--- start of Source material ---

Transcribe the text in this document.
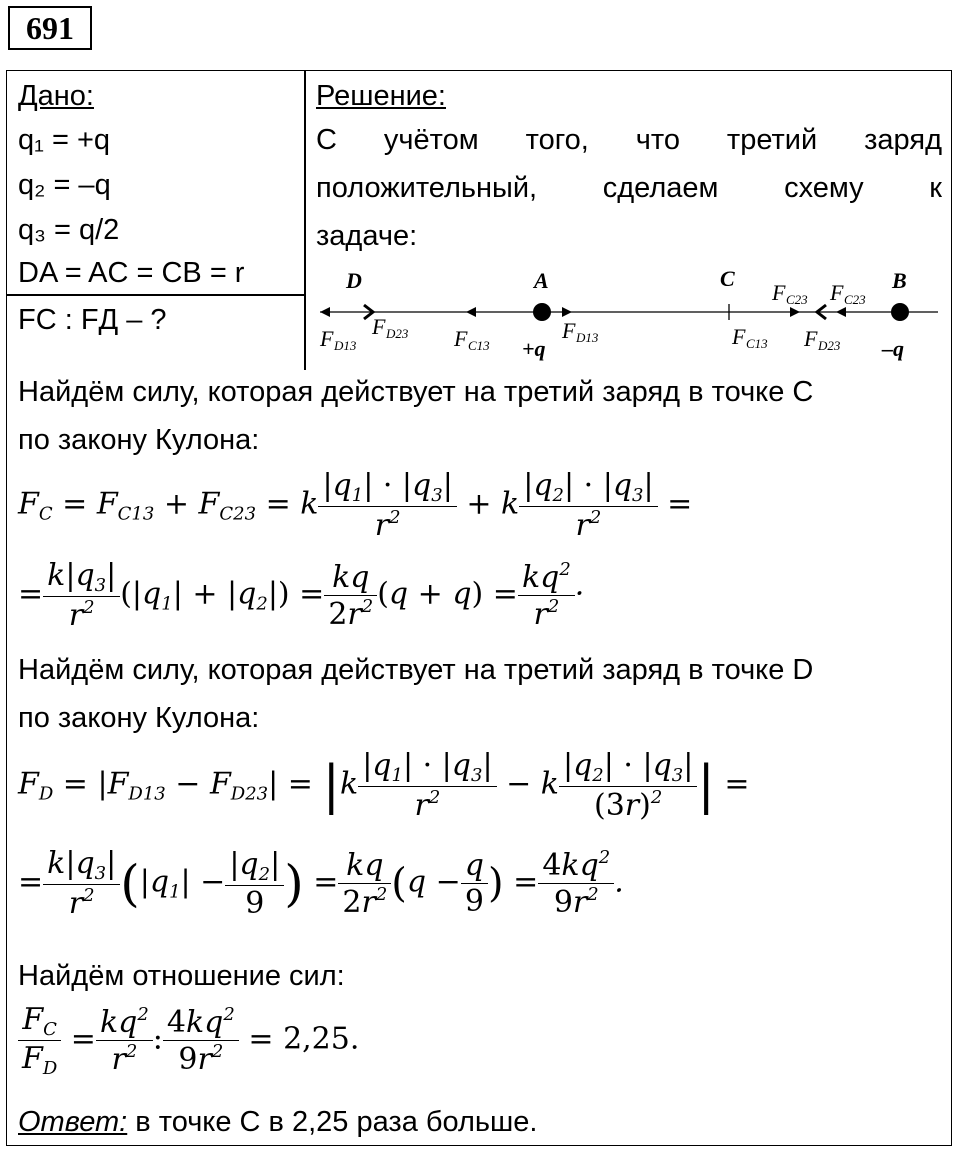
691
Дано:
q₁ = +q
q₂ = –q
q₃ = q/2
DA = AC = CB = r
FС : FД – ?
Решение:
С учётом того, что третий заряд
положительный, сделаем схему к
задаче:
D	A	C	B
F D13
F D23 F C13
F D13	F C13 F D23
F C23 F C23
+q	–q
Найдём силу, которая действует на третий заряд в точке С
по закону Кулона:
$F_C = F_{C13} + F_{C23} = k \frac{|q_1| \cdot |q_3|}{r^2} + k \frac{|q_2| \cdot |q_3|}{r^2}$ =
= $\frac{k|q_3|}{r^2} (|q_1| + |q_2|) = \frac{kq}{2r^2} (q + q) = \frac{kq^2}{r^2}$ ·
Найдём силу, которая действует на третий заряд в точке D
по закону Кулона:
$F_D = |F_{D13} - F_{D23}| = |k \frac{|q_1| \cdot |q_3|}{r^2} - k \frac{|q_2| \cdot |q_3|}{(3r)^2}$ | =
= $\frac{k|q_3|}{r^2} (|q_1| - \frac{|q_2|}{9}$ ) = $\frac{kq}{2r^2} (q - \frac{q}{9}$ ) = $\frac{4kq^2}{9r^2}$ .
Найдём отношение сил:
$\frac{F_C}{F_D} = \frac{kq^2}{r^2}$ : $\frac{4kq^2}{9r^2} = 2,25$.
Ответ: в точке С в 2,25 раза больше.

--- end of Source material ---

Your goal: Write the listing out a second time exactly, dropping all images.

Response below:
Transcribe the text in this document.
691
Дано:
q₁ = +q
q₂ = –q
q₃ = q/2
DA = AC = CB = r
FС : FД – ?
Решение:
С учётом того, что третий заряд
положительный, сделаем схему к
задаче:
D	A	C	B
F D13
F D23 F C13
F D13	F C13 F D23
F C23 F C23
+q	–q
Найдём силу, которая действует на третий заряд в точке С
по закону Кулона:
$F_C = F_{C13} + F_{C23} = k \frac{|q_1| \cdot |q_3|}{r^2} + k \frac{|q_2| \cdot |q_3|}{r^2}$ =
= $\frac{k|q_3|}{r^2} (|q_1| + |q_2|) = \frac{kq}{2r^2} (q + q) = \frac{kq^2}{r^2}$ ·
Найдём силу, которая действует на третий заряд в точке D
по закону Кулона:
$F_D = |F_{D13} - F_{D23}| = |k \frac{|q_1| \cdot |q_3|}{r^2} - k \frac{|q_2| \cdot |q_3|}{(3r)^2}$ | =
= $\frac{k|q_3|}{r^2} (|q_1| - \frac{|q_2|}{9}$ ) = $\frac{kq}{2r^2} (q - \frac{q}{9}$ ) = $\frac{4kq^2}{9r^2}$ .
Найдём отношение сил:
$\frac{F_C}{F_D} = \frac{kq^2}{r^2}$ : $\frac{4kq^2}{9r^2} = 2,25$.
Ответ: в точке С в 2,25 раза больше.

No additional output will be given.